Records supplied:
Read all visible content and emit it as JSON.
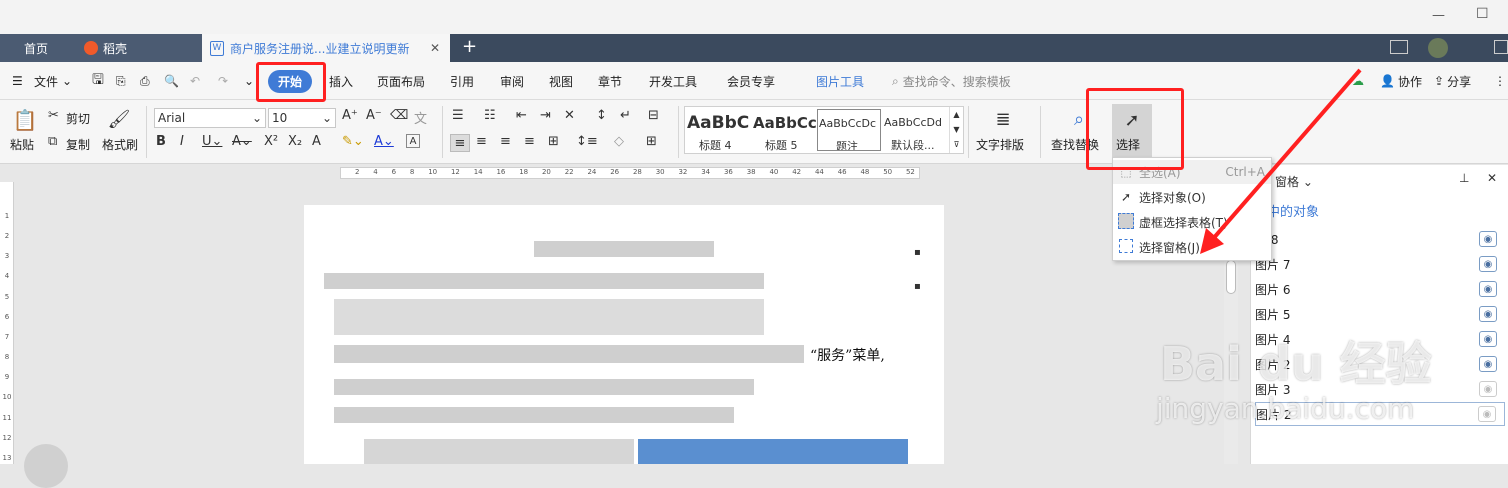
{
  "window": {
    "minimize": "—",
    "maximize": "☐"
  },
  "tabs": [
    {
      "label": "首页"
    },
    {
      "label": "稻壳"
    },
    {
      "label": "商户服务注册说...业建立说明更新"
    }
  ],
  "tab_close": "✕",
  "new_tab": "+",
  "menu": {
    "file": "文件",
    "start": "开始",
    "items": [
      "插入",
      "页面布局",
      "引用",
      "审阅",
      "视图",
      "章节",
      "开发工具",
      "会员专享"
    ],
    "picture_tools": "图片工具",
    "search": "查找命令、搜索模板",
    "collab": "协作",
    "share": "分享"
  },
  "ribbon": {
    "paste": "粘贴",
    "cut": "剪切",
    "copy": "复制",
    "format_painter": "格式刷",
    "font": "Arial",
    "size": "10",
    "styles": [
      {
        "preview": "AaBbC",
        "label": "标题 4"
      },
      {
        "preview": "AaBbCcI",
        "label": "标题 5"
      },
      {
        "preview": "AaBbCcDc",
        "label": "题注"
      },
      {
        "preview": "AaBbCcDd",
        "label": "默认段..."
      }
    ],
    "text_layout": "文字排版",
    "find_replace": "查找替换",
    "select": "选择"
  },
  "ruler_ticks": [
    "2",
    "4",
    "6",
    "8",
    "10",
    "12",
    "14",
    "16",
    "18",
    "20",
    "22",
    "24",
    "26",
    "28",
    "30",
    "32",
    "34",
    "36",
    "38",
    "40",
    "42",
    "44",
    "46",
    "48",
    "50",
    "52"
  ],
  "vruler": [
    "1",
    "2",
    "3",
    "4",
    "5",
    "6",
    "7",
    "8",
    "9",
    "10",
    "11",
    "12",
    "13"
  ],
  "doc": {
    "visible_text": "“服务”菜单,"
  },
  "pane": {
    "title": "窗格",
    "subtitle": "中的对象",
    "items": [
      "片 8",
      "图片 7",
      "图片 6",
      "图片 5",
      "图片 4",
      "图片 2",
      "图片 3",
      "图片 2"
    ]
  },
  "dropdown": {
    "items": [
      {
        "label": "全选(A)",
        "shortcut": "Ctrl+A"
      },
      {
        "label": "选择对象(O)",
        "shortcut": ""
      },
      {
        "label": "虚框选择表格(T)",
        "shortcut": ""
      },
      {
        "label": "选择窗格(J)",
        "shortcut": ""
      }
    ]
  },
  "watermark": {
    "logo": "Bai du 经验",
    "url": "jingyan.baidu.com"
  },
  "colors": {
    "tabbar": "#3b4a5e",
    "accent": "#3f7bd6",
    "annotation": "#ff2020"
  }
}
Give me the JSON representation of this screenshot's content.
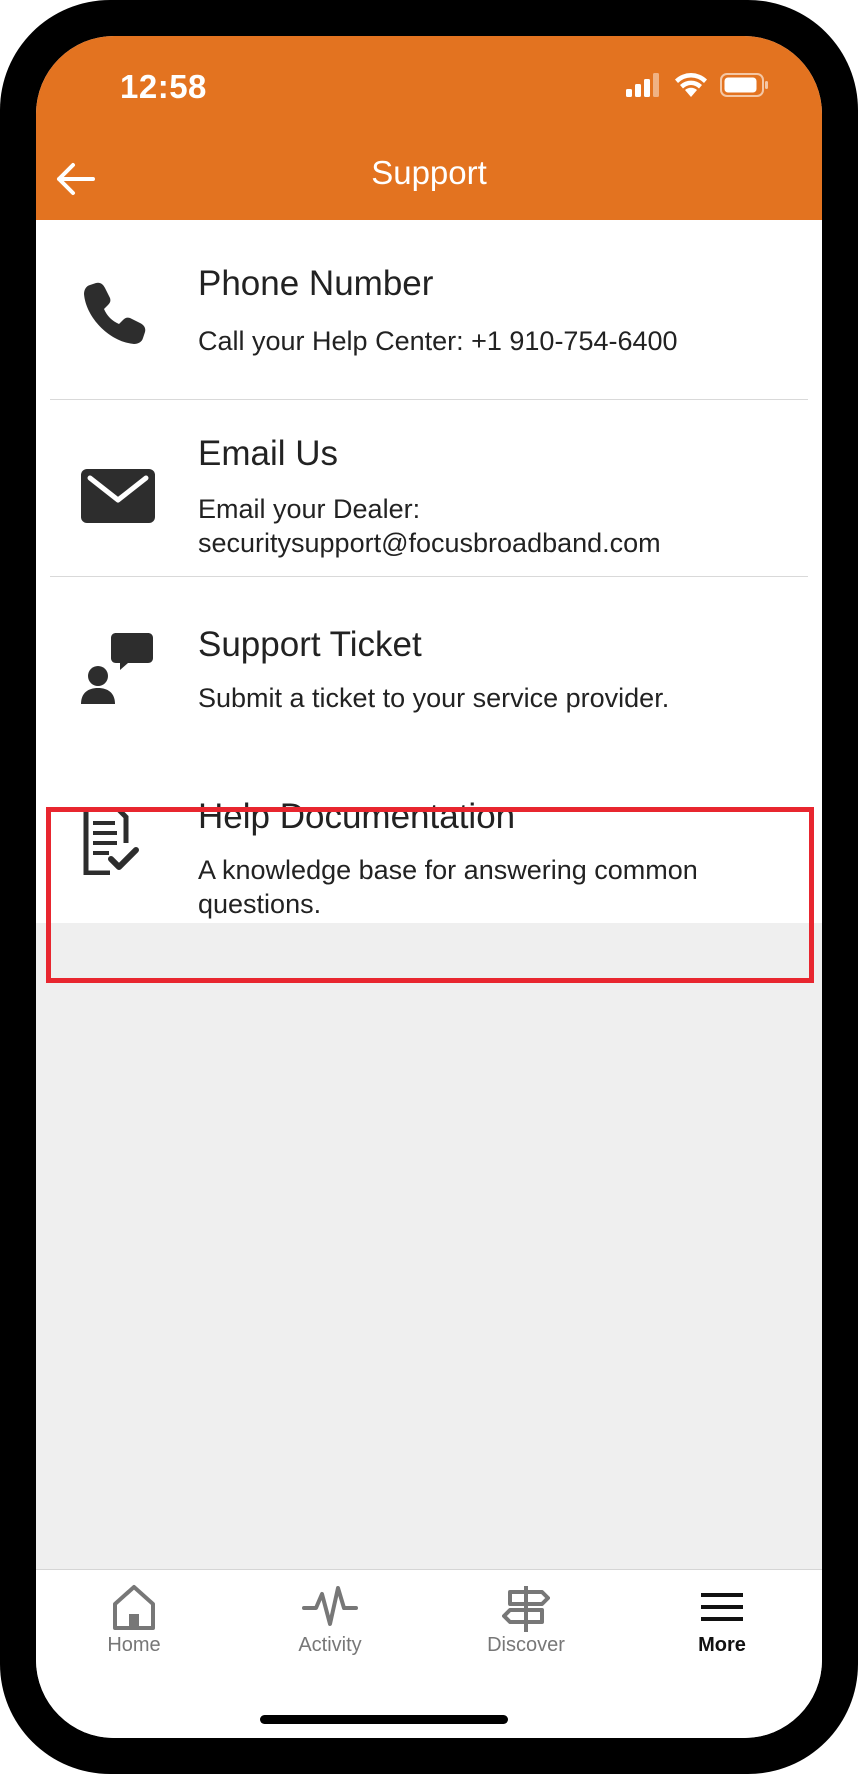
{
  "status_bar": {
    "time": "12:58"
  },
  "header": {
    "title": "Support",
    "background": "#e37320"
  },
  "items": [
    {
      "icon": "phone-icon",
      "title": "Phone Number",
      "description": "Call your Help Center: +1 910-754-6400"
    },
    {
      "icon": "envelope-icon",
      "title": "Email Us",
      "description_line1": "Email your Dealer:",
      "description_line2": "securitysupport@focusbroadband.com"
    },
    {
      "icon": "support-ticket-icon",
      "title": "Support Ticket",
      "description": "Submit a ticket to your service provider."
    },
    {
      "icon": "document-check-icon",
      "title": "Help Documentation",
      "description_line1": "A knowledge base for answering common",
      "description_line2": "questions."
    }
  ],
  "highlight_color": "#e8262f",
  "tabbar": {
    "tabs": [
      {
        "icon": "home-icon",
        "label": "Home",
        "active": false
      },
      {
        "icon": "activity-icon",
        "label": "Activity",
        "active": false
      },
      {
        "icon": "signpost-icon",
        "label": "Discover",
        "active": false
      },
      {
        "icon": "menu-icon",
        "label": "More",
        "active": true
      }
    ]
  }
}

Required task:
Reproduce the full listing faithfully, but do not carry over any pictures.

The response:
Read all visible content and emit it as JSON.
{
  "window": {
    "minimize": "—",
    "maximize": "☐"
  },
  "tabs": [
    {
      "label": "首页"
    },
    {
      "label": "稻壳"
    },
    {
      "label": "商户服务注册说...业建立说明更新"
    }
  ],
  "tab_close": "✕",
  "new_tab": "+",
  "menu": {
    "file": "文件",
    "start": "开始",
    "items": [
      "插入",
      "页面布局",
      "引用",
      "审阅",
      "视图",
      "章节",
      "开发工具",
      "会员专享"
    ],
    "picture_tools": "图片工具",
    "search": "查找命令、搜索模板",
    "collab": "协作",
    "share": "分享"
  },
  "ribbon": {
    "paste": "粘贴",
    "cut": "剪切",
    "copy": "复制",
    "format_painter": "格式刷",
    "font": "Arial",
    "size": "10",
    "styles": [
      {
        "preview": "AaBbC",
        "label": "标题 4"
      },
      {
        "preview": "AaBbCcI",
        "label": "标题 5"
      },
      {
        "preview": "AaBbCcDc",
        "label": "题注"
      },
      {
        "preview": "AaBbCcDd",
        "label": "默认段..."
      }
    ],
    "text_layout": "文字排版",
    "find_replace": "查找替换",
    "select": "选择"
  },
  "ruler_ticks": [
    "2",
    "4",
    "6",
    "8",
    "10",
    "12",
    "14",
    "16",
    "18",
    "20",
    "22",
    "24",
    "26",
    "28",
    "30",
    "32",
    "34",
    "36",
    "38",
    "40",
    "42",
    "44",
    "46",
    "48",
    "50",
    "52"
  ],
  "vruler": [
    "1",
    "2",
    "3",
    "4",
    "5",
    "6",
    "7",
    "8",
    "9",
    "10",
    "11",
    "12",
    "13"
  ],
  "doc": {
    "visible_text": "“服务”菜单,"
  },
  "pane": {
    "title": "窗格",
    "subtitle": "中的对象",
    "items": [
      "片 8",
      "图片 7",
      "图片 6",
      "图片 5",
      "图片 4",
      "图片 2",
      "图片 3",
      "图片 2"
    ]
  },
  "dropdown": {
    "items": [
      {
        "label": "全选(A)",
        "shortcut": "Ctrl+A"
      },
      {
        "label": "选择对象(O)",
        "shortcut": ""
      },
      {
        "label": "虚框选择表格(T)",
        "shortcut": ""
      },
      {
        "label": "选择窗格(J)",
        "shortcut": ""
      }
    ]
  },
  "watermark": {
    "logo": "Bai du 经验",
    "url": "jingyan.baidu.com"
  },
  "colors": {
    "tabbar": "#3b4a5e",
    "accent": "#3f7bd6",
    "annotation": "#ff2020"
  }
}
Give me the JSON representation of this screenshot's content.
{
  "status_bar": {
    "time": "12:58"
  },
  "header": {
    "title": "Support",
    "background": "#e37320"
  },
  "items": [
    {
      "icon": "phone-icon",
      "title": "Phone Number",
      "description": "Call your Help Center: +1 910-754-6400"
    },
    {
      "icon": "envelope-icon",
      "title": "Email Us",
      "description_line1": "Email your Dealer:",
      "description_line2": "securitysupport@focusbroadband.com"
    },
    {
      "icon": "support-ticket-icon",
      "title": "Support Ticket",
      "description": "Submit a ticket to your service provider."
    },
    {
      "icon": "document-check-icon",
      "title": "Help Documentation",
      "description_line1": "A knowledge base for answering common",
      "description_line2": "questions."
    }
  ],
  "highlight_color": "#e8262f",
  "tabbar": {
    "tabs": [
      {
        "icon": "home-icon",
        "label": "Home",
        "active": false
      },
      {
        "icon": "activity-icon",
        "label": "Activity",
        "active": false
      },
      {
        "icon": "signpost-icon",
        "label": "Discover",
        "active": false
      },
      {
        "icon": "menu-icon",
        "label": "More",
        "active": true
      }
    ]
  }
}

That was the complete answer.